課題一覧:
- A) 抜粋の中の「ディスクの空き容量や」で始まる段落を、大事な内容を残したまま箇条書きにまとめてください。
- B) 抜粋を読んで、次の質問に答えてください。答えにも同じ番号をつけてください。
(i) CPU使用率が高すぎると、どうなりますか。
(ii) ネットワーク通信量が急に増えたときは、どんな可能性がありますか。
(iii) エラー内容や挙動を確認するには、ログをどこに送りますか。
- C) 抜粋の「監視できる代表的な項目」から「もし OS やハード障害で落ちてしまった場合もすぐ検知できます。」までを、両端も含めて一字も変えずに書き写してください。

抜粋:
========

たとえば「CPU使用率が80%を超えたら知らせる」といった設定が可能です。 - グラフで可視化
CPU使用率やネットワーク通信量などをグラフ化してくれるので、どの時間帯に負荷が高いのか一目でわかります。
監視できる代表的な項目
CloudWatch を使うと、サーバーのさまざまな状態を見張ることができます。代表的なものを紹介します。
CPU使用率
サーバーがどれくらい計算処理をしているかを表します。
→ 高すぎるとサーバーが重くなり、アプリが遅くなる原因になります。
ディスク使用量
ディスクの空き容量や読み書きの状態を監視できます。
→ 容量不足になるとアプリが動かなくなるので、早めに気づくことが重要です。
ネットワーク通信量
サーバーがどれくらいデータを送受信しているかをチェックできます。
→ 急に増えた場合はアクセス集中や不正アクセスの可能性もあります。
ステータスチェック
EC2 インスタンス自体が正常に動いているかを自動で確認してくれます。
→ もし OS やハード障害で落ちてしまった場合もすぐ検知できます。
ログの確認
アプリやサーバーが出力するログを CloudWatch Logs に送ることで、
エラー内容や挙動を確認できます。
→ 「なぜ落ちたのか?」を後から調べるのに役立ちます。

========

対象データ:

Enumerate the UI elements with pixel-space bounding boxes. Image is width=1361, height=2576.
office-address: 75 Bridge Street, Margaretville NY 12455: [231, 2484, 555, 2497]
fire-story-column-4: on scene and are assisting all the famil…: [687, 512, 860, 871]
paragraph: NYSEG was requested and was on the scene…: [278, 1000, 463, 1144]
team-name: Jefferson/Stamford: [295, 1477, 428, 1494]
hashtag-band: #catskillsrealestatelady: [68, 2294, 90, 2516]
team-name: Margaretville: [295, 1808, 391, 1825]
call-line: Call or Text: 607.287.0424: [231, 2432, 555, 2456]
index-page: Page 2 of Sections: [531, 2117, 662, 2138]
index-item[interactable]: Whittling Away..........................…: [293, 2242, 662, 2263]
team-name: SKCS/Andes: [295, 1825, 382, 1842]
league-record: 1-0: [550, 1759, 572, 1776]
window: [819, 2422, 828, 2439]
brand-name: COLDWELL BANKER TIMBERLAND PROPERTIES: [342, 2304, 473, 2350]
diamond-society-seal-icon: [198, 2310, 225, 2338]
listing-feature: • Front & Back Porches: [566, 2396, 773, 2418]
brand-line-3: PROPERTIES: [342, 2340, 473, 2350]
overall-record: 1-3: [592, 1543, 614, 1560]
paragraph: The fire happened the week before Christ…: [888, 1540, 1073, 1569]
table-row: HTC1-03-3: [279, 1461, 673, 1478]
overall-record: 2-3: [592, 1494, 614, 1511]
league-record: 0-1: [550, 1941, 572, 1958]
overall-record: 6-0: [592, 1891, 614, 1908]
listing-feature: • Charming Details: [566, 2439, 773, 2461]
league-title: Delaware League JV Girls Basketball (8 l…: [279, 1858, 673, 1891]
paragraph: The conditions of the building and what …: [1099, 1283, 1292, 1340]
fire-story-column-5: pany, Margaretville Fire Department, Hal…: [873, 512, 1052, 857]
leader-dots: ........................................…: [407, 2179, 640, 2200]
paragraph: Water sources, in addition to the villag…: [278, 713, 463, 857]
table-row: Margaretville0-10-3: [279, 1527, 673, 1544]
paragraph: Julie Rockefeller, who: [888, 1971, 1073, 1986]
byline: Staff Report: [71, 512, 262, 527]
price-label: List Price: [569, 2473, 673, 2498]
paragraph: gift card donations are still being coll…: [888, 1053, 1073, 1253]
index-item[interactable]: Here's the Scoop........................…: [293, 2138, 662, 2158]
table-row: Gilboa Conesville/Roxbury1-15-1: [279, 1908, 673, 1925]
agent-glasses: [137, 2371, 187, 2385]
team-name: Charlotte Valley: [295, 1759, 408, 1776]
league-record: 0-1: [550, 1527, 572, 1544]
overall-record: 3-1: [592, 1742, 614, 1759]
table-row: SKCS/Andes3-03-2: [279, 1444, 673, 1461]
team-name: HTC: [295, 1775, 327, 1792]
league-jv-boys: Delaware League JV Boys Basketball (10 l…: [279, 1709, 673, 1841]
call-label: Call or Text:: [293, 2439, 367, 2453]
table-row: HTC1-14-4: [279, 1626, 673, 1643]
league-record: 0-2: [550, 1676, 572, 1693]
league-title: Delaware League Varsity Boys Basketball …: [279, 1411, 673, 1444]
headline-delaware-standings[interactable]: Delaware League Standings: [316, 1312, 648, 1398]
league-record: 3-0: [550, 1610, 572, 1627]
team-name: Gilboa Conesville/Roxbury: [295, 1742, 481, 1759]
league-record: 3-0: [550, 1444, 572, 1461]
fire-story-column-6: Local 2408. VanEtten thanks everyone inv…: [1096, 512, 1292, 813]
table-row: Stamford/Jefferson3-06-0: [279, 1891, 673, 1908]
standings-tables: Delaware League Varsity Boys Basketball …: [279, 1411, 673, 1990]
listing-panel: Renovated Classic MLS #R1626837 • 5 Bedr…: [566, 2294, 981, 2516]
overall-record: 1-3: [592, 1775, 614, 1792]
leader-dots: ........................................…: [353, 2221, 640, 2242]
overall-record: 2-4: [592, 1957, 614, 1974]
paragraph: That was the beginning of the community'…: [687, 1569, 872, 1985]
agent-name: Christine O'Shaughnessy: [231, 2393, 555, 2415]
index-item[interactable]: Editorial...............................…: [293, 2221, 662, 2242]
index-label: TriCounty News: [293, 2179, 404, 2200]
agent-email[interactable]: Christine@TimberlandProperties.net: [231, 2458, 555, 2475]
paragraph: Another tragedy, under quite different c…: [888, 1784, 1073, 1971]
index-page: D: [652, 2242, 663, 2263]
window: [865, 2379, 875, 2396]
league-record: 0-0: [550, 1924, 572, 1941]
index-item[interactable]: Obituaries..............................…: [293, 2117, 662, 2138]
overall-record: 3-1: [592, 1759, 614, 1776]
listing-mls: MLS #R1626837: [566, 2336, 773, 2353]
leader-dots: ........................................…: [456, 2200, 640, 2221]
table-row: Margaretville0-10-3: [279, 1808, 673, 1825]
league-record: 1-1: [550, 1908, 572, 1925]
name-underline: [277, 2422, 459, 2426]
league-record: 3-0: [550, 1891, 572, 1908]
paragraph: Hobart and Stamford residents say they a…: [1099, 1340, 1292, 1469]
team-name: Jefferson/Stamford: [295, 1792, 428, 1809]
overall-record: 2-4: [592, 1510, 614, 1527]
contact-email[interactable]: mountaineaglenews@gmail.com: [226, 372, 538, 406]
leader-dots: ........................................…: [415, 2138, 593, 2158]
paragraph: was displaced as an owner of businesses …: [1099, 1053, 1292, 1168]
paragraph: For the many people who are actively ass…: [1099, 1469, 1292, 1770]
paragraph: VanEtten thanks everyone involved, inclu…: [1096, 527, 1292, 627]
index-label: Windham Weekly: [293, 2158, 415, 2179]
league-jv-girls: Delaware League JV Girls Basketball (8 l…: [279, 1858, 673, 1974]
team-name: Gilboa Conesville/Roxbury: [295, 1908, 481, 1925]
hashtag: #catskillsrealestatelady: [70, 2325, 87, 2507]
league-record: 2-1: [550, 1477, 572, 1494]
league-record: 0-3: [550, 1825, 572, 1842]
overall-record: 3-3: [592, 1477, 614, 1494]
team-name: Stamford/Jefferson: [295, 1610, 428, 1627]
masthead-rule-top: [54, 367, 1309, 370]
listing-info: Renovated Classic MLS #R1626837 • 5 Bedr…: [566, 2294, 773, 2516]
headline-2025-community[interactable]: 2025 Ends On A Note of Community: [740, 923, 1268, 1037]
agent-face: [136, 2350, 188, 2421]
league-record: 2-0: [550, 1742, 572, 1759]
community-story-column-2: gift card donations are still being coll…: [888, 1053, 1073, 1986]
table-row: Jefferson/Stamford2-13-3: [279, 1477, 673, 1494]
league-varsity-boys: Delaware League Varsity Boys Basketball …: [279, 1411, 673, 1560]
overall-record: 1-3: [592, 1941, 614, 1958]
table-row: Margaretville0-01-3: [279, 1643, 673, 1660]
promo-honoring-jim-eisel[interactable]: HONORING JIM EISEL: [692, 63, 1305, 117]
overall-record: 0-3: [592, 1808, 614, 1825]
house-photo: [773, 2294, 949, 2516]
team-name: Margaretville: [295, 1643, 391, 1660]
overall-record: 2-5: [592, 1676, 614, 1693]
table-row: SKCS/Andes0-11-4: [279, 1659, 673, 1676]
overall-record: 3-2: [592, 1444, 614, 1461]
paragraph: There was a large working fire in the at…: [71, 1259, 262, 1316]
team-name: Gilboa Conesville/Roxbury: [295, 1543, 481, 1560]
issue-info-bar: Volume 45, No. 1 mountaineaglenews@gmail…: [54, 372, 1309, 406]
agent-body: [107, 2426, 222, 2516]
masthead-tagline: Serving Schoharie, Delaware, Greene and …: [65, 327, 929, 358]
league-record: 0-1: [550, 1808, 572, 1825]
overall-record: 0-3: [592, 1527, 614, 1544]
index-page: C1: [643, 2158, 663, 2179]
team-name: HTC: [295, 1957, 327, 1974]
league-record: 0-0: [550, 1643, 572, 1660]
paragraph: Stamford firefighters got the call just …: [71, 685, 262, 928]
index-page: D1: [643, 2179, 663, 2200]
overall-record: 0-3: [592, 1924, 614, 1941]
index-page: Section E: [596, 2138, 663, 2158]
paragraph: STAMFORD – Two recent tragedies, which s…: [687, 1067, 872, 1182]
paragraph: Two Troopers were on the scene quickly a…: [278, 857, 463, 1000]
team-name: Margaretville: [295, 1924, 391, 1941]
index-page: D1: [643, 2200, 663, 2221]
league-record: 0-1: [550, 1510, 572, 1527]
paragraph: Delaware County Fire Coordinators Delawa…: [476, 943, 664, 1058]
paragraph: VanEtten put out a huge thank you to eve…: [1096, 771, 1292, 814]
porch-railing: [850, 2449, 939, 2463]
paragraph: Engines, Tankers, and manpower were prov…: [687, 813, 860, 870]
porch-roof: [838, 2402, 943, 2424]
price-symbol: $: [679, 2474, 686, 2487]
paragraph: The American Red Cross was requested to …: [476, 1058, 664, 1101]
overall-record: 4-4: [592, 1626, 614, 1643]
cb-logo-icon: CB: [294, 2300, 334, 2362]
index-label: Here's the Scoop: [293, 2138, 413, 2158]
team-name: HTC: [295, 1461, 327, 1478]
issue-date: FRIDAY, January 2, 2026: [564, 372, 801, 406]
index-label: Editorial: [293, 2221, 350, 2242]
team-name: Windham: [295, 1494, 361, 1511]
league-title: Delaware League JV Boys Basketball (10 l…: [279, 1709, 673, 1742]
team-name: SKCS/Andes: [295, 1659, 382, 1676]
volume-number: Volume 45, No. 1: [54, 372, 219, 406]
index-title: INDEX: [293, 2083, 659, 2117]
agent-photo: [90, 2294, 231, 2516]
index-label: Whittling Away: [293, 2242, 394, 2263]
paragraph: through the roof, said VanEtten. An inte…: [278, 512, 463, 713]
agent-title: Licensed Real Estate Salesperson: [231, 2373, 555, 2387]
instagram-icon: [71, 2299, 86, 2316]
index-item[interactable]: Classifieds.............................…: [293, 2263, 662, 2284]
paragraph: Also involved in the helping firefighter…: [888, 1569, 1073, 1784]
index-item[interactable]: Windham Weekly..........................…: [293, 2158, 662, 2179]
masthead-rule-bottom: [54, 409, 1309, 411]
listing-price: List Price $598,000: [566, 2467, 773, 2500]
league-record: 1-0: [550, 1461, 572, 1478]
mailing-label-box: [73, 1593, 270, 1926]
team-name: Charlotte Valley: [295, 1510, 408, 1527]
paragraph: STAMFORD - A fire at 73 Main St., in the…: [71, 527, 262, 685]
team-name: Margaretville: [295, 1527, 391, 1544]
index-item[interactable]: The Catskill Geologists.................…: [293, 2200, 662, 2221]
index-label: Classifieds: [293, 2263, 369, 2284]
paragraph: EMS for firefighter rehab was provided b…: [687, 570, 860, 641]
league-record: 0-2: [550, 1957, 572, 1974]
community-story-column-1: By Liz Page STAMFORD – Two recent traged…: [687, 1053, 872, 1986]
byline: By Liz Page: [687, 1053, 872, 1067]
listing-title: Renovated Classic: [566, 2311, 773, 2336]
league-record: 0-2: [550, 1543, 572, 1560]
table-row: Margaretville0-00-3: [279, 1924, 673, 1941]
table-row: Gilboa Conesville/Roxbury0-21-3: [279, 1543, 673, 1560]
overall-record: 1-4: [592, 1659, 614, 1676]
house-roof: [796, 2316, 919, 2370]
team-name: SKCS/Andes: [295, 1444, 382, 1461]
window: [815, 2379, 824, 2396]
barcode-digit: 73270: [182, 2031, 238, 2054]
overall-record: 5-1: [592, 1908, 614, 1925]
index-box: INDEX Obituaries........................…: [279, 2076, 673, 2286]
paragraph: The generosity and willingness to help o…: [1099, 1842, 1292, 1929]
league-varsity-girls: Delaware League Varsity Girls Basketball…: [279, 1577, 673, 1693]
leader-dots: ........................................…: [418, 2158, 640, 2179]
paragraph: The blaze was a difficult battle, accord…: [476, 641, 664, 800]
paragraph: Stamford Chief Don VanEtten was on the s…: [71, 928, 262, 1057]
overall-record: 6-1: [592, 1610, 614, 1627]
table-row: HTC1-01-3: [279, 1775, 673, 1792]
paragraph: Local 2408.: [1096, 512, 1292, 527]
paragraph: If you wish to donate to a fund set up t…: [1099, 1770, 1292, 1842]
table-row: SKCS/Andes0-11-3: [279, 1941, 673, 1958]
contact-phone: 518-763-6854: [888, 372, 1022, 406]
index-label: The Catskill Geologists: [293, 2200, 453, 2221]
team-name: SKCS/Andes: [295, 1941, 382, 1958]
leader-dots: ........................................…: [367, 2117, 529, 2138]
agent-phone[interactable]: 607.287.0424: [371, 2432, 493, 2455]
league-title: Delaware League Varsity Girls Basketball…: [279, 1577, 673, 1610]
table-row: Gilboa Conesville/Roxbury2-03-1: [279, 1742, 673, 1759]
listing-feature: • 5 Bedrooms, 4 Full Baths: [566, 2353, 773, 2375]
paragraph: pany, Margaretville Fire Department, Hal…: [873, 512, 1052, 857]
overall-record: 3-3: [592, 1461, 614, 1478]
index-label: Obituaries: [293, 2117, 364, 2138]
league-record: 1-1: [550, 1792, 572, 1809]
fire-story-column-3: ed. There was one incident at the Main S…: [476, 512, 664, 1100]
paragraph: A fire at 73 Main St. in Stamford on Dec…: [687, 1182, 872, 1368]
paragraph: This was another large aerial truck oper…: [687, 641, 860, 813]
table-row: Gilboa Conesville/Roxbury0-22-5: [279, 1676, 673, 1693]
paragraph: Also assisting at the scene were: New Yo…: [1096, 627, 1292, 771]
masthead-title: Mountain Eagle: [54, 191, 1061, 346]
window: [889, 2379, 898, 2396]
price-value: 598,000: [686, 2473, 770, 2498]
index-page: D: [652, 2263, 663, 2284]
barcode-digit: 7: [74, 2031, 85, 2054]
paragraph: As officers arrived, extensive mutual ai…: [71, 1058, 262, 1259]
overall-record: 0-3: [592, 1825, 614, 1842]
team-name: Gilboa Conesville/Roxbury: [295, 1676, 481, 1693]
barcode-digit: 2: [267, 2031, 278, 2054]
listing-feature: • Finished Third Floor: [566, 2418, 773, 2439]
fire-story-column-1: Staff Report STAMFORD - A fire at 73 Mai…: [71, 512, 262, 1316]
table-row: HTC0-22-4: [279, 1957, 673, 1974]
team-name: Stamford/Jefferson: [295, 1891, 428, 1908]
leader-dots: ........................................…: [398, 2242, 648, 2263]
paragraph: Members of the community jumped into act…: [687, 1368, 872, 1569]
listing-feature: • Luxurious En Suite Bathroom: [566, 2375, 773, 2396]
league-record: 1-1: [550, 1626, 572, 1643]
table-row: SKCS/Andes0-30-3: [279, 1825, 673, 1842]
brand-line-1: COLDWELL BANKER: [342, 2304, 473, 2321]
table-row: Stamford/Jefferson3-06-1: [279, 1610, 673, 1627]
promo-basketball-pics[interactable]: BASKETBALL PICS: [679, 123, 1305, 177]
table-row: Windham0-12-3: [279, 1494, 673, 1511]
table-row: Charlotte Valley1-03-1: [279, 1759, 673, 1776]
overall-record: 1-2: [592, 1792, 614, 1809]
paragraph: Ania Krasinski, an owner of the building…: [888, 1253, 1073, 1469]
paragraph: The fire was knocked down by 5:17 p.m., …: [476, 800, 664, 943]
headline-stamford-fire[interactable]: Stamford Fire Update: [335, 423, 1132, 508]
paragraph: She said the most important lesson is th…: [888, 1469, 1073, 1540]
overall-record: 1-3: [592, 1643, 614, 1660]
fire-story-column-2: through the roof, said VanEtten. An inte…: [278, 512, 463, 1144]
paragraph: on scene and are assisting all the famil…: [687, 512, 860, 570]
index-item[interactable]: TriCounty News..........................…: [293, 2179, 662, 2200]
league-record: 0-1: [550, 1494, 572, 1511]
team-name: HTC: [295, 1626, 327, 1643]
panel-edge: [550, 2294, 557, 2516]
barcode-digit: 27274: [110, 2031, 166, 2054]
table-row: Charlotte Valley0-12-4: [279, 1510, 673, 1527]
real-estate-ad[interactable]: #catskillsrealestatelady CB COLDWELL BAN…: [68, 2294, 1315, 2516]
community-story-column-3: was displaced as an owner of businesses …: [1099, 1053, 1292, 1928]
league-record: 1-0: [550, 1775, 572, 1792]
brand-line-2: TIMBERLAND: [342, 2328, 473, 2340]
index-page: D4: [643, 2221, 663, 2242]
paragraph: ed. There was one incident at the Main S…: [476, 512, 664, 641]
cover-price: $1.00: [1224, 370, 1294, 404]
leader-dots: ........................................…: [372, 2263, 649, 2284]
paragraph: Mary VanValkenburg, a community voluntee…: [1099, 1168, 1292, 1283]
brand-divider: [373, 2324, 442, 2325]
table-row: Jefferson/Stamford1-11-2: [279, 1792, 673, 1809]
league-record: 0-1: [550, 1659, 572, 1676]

========

番号別解答:
- A)
- ディスクの空き容量と読み書きの状態を監視できる
- 容量が足りなくなるとアプリが動かなくなるため、早めに気づくことが大切

- B)
(i) サーバーが重くなり、アプリが遅くなる原因になります。
(ii) アクセス集中や不正アクセスの可能性があります。
(iii) CloudWatch Logs に送ります。

- C)
監視できる代表的な項目
CloudWatch を使うと、サーバーのさまざまな状態を見張ることができます。代表的なものを紹介します。
CPU使用率
サーバーがどれくらい計算処理をしているかを表します。
→ 高すぎるとサーバーが重くなり、アプリが遅くなる原因になります。
ディスク使用量
ディスクの空き容量や読み書きの状態を監視できます。
→ 容量不足になるとアプリが動かなくなるので、早めに気づくことが重要です。
ネットワーク通信量
サーバーがどれくらいデータを送受信しているかをチェックできます。
→ 急に増えた場合はアクセス集中や不正アクセスの可能性もあります。
ステータスチェック
EC2 インスタンス自体が正常に動いているかを自動で確認してくれます。
→ もし OS やハード障害で落ちてしまった場合もすぐ検知できます。